Description of the task
List all lines of the data containing the word "value".

Recorded data
= = = =

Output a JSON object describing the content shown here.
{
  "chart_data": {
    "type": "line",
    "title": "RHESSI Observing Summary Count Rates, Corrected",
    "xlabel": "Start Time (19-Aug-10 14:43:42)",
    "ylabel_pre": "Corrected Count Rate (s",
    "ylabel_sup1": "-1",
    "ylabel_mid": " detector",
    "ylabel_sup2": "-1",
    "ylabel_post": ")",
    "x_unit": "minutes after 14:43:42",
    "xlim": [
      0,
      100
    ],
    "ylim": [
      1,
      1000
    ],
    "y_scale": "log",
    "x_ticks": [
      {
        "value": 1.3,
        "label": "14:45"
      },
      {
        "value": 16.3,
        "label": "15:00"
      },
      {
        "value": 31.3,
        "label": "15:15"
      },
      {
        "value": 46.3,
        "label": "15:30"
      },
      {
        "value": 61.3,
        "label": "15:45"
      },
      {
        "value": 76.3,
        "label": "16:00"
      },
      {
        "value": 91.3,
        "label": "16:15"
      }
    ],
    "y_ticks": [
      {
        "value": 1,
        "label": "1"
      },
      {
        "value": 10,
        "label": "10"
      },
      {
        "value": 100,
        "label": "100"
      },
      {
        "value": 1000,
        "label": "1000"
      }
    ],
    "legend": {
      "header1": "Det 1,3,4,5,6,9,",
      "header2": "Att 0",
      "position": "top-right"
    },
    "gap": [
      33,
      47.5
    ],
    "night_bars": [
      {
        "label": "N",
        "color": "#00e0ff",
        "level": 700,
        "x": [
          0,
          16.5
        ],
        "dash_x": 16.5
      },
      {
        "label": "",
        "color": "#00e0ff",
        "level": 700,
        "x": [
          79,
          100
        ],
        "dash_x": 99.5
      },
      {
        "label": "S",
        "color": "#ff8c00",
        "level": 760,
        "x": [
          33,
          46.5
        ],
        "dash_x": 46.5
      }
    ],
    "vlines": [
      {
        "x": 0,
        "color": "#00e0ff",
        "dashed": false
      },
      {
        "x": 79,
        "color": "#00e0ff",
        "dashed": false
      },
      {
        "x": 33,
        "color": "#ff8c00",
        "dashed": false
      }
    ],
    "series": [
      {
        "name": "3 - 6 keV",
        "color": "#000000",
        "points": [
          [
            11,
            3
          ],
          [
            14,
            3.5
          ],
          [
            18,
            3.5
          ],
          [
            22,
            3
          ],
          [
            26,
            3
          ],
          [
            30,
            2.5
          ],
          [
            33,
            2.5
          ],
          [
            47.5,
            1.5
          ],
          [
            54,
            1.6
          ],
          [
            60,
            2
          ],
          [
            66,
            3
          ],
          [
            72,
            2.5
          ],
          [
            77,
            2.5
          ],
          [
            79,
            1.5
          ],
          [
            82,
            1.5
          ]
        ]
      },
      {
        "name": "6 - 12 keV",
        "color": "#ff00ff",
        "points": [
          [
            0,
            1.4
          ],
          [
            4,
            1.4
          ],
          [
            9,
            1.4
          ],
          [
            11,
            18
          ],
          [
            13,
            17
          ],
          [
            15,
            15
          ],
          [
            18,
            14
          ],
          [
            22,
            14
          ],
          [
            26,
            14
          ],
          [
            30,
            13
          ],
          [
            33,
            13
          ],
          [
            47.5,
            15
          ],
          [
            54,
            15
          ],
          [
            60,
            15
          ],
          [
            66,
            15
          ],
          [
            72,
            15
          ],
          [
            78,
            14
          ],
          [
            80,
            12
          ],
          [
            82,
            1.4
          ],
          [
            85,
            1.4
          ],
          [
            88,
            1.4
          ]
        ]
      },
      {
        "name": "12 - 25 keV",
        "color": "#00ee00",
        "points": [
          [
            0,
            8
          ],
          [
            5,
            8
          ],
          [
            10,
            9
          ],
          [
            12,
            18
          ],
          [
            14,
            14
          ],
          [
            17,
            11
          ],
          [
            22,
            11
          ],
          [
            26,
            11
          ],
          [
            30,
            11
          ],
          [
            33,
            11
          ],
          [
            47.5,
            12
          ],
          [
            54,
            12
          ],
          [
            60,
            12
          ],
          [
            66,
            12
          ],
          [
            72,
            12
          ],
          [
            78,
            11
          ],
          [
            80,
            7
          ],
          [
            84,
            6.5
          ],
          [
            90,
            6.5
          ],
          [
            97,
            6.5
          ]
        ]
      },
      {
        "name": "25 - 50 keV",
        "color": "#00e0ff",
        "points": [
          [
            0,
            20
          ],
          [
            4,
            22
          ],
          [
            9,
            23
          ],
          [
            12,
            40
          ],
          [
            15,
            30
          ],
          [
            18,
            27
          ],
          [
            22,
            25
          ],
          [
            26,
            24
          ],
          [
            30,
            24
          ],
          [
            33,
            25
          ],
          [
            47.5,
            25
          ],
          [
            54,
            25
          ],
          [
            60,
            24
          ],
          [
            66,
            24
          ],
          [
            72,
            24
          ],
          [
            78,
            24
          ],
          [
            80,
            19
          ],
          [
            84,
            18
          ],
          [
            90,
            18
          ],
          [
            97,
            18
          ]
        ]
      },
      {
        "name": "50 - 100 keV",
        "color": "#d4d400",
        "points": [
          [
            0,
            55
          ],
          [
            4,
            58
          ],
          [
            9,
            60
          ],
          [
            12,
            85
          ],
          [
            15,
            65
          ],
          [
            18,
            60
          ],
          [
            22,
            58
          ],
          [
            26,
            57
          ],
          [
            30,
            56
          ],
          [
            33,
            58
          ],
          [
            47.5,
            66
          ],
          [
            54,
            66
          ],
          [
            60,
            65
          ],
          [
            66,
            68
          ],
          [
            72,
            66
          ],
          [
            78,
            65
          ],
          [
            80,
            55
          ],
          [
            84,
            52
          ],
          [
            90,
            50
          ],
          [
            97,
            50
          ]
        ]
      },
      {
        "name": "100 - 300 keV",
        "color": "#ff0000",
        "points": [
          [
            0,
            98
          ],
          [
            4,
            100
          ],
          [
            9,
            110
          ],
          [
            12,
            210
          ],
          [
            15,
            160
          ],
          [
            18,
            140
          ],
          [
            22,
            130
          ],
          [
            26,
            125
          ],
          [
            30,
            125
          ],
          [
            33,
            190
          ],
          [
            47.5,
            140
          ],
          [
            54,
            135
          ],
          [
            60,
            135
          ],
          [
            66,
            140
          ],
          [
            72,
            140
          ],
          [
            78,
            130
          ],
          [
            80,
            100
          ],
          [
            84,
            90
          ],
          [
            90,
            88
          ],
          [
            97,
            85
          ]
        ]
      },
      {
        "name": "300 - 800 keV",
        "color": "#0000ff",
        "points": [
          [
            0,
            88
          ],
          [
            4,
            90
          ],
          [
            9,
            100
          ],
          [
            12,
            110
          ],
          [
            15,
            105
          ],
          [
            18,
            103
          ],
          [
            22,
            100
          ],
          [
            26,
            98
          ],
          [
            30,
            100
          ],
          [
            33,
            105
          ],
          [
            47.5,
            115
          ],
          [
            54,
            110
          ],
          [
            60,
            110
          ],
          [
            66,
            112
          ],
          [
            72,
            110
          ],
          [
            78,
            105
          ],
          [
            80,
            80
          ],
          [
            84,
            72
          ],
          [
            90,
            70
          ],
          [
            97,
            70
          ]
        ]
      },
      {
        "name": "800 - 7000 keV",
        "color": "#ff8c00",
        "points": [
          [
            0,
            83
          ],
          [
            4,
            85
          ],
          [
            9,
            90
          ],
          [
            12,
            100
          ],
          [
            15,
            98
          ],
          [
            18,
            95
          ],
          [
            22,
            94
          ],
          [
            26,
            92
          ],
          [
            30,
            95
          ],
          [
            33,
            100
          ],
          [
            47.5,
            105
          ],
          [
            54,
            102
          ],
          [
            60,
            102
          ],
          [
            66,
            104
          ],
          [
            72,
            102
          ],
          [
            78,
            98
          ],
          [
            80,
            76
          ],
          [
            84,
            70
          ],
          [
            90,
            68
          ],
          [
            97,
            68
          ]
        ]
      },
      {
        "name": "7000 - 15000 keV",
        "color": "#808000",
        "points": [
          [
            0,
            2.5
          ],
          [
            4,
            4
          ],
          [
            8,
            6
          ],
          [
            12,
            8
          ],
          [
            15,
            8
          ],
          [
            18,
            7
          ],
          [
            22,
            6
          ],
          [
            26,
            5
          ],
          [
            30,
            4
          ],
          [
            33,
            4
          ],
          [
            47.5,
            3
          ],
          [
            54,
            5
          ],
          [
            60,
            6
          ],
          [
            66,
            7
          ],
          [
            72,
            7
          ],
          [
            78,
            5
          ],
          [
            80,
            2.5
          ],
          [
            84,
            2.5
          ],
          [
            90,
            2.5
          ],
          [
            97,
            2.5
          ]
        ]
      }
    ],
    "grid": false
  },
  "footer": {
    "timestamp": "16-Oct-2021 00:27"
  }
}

= = = =

Task solution
        "value": 1.3,
        "value": 16.3,
        "value": 31.3,
        "value": 46.3,
        "value": 61.3,
        "value": 76.3,
        "value": 91.3,
        "value": 1,
        "value": 10,
        "value": 100,
        "value": 1000,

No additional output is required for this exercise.